[RECORDED INFORMATION Boundary: Start]
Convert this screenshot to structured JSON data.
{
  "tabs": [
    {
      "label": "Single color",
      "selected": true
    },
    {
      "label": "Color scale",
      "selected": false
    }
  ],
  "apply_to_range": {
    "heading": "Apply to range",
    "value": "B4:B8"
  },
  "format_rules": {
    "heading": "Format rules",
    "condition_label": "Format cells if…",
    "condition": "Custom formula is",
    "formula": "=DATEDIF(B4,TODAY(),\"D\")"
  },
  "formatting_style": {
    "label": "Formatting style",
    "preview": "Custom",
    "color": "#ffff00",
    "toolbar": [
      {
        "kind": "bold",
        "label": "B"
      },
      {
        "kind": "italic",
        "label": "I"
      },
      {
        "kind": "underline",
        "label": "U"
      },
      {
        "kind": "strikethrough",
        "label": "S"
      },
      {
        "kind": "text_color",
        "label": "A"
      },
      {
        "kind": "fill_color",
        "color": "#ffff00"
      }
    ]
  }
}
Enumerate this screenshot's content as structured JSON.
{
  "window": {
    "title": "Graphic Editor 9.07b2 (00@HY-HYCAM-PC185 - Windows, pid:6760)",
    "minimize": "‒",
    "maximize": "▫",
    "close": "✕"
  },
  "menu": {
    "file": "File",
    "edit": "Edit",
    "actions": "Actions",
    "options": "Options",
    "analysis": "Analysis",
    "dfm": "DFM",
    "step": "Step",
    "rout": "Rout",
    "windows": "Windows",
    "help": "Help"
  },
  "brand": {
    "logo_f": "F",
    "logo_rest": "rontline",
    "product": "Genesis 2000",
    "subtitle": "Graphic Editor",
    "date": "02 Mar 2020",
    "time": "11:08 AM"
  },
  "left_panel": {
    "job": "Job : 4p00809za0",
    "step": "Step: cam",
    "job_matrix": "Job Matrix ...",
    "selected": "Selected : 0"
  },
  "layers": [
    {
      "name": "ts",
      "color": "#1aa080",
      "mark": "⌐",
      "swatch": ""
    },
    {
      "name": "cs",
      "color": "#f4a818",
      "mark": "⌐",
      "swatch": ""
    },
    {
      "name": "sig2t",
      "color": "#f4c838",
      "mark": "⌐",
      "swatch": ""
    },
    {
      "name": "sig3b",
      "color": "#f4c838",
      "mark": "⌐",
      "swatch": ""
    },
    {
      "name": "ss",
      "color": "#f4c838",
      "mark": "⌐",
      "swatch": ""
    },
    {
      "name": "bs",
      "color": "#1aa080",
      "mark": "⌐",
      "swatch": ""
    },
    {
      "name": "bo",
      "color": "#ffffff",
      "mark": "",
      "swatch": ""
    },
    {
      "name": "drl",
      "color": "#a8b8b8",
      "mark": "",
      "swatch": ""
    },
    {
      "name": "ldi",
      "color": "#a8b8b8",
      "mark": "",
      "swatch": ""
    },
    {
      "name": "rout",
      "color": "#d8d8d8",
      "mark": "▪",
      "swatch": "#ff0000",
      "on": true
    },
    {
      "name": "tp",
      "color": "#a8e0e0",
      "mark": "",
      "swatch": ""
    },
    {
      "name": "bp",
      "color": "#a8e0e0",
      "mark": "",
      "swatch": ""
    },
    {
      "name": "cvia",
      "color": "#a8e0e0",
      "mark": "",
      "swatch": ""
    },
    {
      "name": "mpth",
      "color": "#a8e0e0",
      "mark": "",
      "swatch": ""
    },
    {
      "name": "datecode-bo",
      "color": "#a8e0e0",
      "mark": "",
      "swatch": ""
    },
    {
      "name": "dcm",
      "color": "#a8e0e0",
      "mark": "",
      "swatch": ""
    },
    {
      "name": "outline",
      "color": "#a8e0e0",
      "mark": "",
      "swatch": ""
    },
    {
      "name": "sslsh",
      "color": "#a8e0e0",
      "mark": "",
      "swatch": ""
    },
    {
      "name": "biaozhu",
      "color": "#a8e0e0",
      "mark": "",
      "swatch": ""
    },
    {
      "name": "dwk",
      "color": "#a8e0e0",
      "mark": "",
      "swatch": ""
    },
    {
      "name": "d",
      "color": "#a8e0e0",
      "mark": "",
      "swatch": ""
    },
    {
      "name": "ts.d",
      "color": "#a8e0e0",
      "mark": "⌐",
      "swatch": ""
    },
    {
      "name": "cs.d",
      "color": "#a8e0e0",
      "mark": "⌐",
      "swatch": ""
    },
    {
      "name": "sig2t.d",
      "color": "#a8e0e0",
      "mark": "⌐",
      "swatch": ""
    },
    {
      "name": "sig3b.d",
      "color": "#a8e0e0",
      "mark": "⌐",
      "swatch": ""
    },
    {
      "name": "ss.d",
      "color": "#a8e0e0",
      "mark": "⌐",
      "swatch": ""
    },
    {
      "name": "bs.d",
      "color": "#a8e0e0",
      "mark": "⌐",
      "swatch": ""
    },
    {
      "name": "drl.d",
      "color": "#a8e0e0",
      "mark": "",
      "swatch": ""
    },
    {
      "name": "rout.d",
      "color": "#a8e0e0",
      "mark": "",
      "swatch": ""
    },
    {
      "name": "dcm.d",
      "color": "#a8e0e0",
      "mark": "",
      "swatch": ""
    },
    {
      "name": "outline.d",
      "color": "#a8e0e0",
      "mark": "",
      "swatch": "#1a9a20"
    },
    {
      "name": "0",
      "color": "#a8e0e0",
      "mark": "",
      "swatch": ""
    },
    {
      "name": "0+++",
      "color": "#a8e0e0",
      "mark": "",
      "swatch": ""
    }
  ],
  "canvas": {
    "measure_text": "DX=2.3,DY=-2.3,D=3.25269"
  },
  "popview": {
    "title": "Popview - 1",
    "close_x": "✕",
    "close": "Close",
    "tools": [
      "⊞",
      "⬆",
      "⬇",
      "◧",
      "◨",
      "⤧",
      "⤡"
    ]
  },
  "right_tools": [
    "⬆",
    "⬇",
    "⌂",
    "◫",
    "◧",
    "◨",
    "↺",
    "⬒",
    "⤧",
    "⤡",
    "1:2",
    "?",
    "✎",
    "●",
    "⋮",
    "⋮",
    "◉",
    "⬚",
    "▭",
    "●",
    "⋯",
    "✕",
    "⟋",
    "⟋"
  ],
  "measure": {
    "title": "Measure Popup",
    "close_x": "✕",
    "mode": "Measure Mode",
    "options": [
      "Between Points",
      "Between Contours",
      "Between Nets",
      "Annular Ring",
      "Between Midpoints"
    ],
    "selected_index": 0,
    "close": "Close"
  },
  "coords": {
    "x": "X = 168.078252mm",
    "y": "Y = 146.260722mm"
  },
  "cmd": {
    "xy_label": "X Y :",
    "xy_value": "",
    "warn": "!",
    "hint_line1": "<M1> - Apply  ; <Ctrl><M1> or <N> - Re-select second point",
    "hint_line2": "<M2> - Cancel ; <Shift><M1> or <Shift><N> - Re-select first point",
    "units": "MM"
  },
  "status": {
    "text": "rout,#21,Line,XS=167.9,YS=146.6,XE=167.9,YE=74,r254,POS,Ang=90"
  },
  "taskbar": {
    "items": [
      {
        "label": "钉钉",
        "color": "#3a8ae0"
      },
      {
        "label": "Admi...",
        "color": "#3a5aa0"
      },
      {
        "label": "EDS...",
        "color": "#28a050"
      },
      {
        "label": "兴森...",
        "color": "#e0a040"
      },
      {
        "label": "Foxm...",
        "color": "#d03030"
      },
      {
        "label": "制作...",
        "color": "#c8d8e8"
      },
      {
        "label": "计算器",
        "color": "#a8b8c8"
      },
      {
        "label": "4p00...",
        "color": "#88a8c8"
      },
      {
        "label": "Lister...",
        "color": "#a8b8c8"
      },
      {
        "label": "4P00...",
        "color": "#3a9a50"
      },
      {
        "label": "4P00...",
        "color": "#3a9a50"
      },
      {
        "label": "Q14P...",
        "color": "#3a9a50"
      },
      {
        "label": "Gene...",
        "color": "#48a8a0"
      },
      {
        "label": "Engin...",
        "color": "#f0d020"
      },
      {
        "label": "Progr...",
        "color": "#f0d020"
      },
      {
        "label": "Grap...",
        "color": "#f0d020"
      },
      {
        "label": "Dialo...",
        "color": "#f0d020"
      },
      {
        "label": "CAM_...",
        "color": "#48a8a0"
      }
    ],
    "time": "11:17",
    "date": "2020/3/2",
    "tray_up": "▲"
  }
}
[RECORDED INFORMATION Boundary: End]
• _ABOUT THIS EXERCISE_
Go through the entries above and report every line in which the word "kind" appears.

• _PROBLEM SOLUTION_
        "kind": "bold",
        "kind": "italic",
        "kind": "underline",
        "kind": "strikethrough",
        "kind": "text_color",
        "kind": "fill_color",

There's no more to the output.